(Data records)
○ ○ ○ ○ ○
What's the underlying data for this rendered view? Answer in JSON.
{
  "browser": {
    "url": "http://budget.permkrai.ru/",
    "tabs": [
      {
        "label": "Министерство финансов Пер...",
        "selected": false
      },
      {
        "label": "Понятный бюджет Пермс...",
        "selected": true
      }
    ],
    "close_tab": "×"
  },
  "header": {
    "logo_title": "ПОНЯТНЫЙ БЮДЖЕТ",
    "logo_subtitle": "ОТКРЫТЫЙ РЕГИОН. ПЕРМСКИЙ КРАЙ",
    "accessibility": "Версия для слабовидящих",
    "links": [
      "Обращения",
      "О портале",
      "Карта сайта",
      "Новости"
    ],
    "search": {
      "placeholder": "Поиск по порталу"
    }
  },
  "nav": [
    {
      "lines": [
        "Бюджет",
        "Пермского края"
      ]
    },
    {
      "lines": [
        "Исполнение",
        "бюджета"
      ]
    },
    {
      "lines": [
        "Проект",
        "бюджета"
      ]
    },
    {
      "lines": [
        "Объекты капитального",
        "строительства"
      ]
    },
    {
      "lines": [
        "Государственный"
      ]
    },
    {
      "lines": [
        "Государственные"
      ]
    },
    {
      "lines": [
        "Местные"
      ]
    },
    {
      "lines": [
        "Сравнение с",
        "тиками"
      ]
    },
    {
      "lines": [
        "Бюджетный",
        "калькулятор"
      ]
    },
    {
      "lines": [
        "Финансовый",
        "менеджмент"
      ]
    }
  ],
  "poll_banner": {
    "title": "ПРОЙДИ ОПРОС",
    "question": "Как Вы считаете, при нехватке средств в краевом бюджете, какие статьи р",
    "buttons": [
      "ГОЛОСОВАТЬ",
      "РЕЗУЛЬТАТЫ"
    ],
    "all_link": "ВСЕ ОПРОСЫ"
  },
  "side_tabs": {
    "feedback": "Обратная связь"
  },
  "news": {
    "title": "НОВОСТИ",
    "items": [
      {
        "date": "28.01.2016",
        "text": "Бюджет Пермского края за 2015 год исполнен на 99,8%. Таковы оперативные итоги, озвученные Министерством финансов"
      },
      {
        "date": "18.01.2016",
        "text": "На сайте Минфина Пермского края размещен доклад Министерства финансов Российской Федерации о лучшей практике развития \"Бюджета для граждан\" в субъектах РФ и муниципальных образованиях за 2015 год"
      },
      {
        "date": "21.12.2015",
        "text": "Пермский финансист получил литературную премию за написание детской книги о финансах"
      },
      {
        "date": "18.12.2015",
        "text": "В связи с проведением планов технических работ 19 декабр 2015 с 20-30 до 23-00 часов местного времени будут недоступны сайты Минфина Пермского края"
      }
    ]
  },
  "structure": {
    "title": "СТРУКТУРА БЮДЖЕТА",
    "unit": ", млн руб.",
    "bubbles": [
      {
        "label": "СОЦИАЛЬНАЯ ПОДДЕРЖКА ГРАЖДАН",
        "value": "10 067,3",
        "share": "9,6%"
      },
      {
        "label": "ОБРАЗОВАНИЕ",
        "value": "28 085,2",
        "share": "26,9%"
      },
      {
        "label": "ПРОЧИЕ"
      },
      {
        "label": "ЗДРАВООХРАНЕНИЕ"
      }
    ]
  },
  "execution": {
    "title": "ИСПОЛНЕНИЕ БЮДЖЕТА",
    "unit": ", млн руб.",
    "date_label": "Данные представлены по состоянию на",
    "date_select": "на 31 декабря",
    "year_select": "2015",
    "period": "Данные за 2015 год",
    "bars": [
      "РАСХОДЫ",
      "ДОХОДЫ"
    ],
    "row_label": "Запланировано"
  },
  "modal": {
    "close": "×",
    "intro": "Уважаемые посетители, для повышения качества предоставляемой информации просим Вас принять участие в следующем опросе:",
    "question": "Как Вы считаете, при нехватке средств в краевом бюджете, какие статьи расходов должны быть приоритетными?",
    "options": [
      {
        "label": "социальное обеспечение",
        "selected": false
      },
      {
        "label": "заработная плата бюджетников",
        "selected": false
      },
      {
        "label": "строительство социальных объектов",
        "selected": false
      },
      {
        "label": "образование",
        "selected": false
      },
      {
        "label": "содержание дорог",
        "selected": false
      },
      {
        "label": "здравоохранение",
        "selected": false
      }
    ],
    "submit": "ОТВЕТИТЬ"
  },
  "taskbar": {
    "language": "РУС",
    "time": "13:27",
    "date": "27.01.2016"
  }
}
○ ○ ○ ○ ○
- **INSTRUCTION**:
Find the lines containing "question" and list every one of them.

- **RESULT OF THIS TASK**:
    "question": "Как Вы считаете, при нехватке средств в краевом бюджете, какие статьи р",
    "question": "Как Вы считаете, при нехватке средств в краевом бюджете, какие статьи расходов должны быть приоритетными?",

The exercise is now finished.